STATED GOAL: Without altering anything, output the material below.

-- start of INPUT --

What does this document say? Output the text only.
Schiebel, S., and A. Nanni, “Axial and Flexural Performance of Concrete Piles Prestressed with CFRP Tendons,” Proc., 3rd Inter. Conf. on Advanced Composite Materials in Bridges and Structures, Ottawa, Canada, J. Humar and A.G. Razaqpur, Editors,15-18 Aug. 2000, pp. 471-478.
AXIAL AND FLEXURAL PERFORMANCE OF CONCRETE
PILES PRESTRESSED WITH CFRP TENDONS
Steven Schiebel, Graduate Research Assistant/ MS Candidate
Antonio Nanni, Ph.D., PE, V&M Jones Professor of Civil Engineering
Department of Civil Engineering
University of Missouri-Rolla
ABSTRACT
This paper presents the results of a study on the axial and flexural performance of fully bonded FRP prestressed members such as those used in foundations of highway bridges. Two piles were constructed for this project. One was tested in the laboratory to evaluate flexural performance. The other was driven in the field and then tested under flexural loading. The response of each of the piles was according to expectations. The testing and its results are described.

-- end of INPUT --

FINISHED ANSWER:
What does this document say? Output the text only.
Schiebel, S., and A. Nanni, “Axial and Flexural Performance of Concrete Piles Prestressed with CFRP Tendons,” Proc., 3rd Inter. Conf. on Advanced Composite Materials in Bridges and Structures, Ottawa, Canada, J. Humar and A.G. Razaqpur, Editors,15-18 Aug. 2000, pp. 471-478.
AXIAL AND FLEXURAL PERFORMANCE OF CONCRETE
PILES PRESTRESSED WITH CFRP TENDONS
Steven Schiebel, Graduate Research Assistant/ MS Candidate
Antonio Nanni, Ph.D., PE, V&M Jones Professor of Civil Engineering
Department of Civil Engineering
University of Missouri-Rolla
ABSTRACT
This paper presents the results of a study on the axial and flexural performance of fully bonded FRP prestressed members such as those used in foundations of highway bridges. Two piles were constructed for this project. One was tested in the laboratory to evaluate flexural performance. The other was driven in the field and then tested under flexural loading. The response of each of the piles was according to expectations. The testing and its results are described.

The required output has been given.